> Given problem
Select each row below that contains the string "annotation", and copy those rows.

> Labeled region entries
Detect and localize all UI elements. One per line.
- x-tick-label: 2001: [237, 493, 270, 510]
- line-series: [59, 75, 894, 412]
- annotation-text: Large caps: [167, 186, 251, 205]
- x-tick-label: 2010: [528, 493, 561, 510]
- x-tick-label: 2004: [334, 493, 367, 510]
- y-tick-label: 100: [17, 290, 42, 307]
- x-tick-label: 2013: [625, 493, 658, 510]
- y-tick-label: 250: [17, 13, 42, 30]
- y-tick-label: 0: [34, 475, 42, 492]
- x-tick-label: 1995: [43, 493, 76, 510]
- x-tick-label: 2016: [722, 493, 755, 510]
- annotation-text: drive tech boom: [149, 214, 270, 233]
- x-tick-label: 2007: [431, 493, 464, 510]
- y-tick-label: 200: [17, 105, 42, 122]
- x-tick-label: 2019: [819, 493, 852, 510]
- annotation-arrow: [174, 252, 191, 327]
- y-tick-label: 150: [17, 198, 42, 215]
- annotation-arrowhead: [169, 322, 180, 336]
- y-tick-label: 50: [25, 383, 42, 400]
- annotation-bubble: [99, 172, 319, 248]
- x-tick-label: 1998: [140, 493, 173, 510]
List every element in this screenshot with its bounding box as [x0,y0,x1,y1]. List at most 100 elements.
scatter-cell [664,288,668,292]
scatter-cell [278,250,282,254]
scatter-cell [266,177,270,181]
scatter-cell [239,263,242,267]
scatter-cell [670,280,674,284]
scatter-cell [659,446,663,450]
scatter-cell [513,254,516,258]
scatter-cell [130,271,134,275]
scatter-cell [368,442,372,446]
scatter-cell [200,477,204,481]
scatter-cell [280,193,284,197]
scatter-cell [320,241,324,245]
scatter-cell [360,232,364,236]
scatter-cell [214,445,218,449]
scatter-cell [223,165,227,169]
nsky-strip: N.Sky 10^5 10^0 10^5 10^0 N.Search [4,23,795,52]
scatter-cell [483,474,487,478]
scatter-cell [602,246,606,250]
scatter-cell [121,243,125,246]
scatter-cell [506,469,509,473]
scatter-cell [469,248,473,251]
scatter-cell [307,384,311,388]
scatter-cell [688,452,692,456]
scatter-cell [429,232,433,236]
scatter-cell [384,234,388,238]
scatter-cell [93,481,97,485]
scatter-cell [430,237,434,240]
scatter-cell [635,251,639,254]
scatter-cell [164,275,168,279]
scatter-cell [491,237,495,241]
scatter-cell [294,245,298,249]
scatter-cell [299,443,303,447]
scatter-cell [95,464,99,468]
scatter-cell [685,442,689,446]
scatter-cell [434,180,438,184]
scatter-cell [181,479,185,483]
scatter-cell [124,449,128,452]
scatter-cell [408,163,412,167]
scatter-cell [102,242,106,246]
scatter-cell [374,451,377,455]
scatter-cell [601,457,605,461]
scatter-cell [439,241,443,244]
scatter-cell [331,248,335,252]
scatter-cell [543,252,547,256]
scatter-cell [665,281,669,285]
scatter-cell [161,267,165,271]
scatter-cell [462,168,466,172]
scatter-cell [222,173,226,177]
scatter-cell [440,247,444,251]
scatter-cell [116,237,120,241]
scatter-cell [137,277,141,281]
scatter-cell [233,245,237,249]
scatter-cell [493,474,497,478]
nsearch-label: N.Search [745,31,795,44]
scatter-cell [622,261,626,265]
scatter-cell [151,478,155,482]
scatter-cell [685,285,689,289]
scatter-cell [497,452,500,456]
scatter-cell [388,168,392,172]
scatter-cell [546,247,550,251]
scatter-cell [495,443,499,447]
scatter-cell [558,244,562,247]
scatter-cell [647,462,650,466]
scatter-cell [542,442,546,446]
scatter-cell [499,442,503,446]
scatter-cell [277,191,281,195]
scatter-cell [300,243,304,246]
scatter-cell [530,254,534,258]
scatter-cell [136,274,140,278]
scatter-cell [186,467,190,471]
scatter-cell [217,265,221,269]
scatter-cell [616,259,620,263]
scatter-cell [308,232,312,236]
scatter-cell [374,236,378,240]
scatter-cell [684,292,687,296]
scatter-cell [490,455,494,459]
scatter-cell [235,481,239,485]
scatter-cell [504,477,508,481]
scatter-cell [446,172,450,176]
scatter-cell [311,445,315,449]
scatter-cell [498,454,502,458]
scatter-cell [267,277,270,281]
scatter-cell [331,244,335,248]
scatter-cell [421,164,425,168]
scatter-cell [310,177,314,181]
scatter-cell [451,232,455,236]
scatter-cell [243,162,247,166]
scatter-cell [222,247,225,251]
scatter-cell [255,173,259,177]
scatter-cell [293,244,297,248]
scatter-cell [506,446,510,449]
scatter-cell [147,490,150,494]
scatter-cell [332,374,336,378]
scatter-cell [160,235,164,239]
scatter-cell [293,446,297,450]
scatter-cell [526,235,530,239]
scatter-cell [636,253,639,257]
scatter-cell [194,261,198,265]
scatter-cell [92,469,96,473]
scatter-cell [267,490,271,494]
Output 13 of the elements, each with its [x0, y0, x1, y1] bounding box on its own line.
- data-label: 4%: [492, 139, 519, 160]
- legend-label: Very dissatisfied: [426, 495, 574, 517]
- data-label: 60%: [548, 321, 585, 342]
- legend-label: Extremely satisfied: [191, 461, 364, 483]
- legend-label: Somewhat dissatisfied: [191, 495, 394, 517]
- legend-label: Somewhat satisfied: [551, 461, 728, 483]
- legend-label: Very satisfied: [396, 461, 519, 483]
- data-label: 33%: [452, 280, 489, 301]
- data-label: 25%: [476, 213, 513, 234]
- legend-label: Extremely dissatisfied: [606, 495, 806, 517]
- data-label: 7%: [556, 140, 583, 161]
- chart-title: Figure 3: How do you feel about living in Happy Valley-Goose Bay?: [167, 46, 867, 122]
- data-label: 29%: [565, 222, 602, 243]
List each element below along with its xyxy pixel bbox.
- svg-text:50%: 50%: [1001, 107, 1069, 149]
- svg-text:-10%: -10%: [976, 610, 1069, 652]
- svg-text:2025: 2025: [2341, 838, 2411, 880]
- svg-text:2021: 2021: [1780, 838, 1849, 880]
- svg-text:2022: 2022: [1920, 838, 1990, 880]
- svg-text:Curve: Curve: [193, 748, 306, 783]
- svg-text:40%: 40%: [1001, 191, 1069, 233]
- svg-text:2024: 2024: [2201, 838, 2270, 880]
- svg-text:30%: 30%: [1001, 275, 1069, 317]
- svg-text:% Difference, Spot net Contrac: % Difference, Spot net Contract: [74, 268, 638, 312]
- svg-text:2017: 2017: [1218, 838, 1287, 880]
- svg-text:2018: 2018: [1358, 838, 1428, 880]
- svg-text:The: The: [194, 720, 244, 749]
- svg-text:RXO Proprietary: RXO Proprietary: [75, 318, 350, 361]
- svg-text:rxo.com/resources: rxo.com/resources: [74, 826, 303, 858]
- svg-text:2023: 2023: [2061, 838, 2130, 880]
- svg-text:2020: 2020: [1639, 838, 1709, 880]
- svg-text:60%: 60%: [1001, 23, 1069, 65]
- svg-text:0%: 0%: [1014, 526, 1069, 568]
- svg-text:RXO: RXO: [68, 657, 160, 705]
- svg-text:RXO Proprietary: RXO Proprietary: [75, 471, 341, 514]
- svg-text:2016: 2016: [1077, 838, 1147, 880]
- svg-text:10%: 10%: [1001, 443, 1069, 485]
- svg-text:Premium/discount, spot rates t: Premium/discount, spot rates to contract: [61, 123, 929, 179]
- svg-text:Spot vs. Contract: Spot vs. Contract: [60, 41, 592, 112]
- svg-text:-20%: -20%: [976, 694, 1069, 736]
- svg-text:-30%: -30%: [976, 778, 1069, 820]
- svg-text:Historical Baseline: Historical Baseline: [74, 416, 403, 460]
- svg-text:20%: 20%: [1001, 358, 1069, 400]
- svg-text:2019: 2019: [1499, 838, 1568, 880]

> Exercise response
- annotation-text: Large caps: [167, 186, 251, 205]
- annotation-text: drive tech boom: [149, 214, 270, 233]
- annotation-arrow: [174, 252, 191, 327]
- annotation-arrowhead: [169, 322, 180, 336]
- annotation-bubble: [99, 172, 319, 248]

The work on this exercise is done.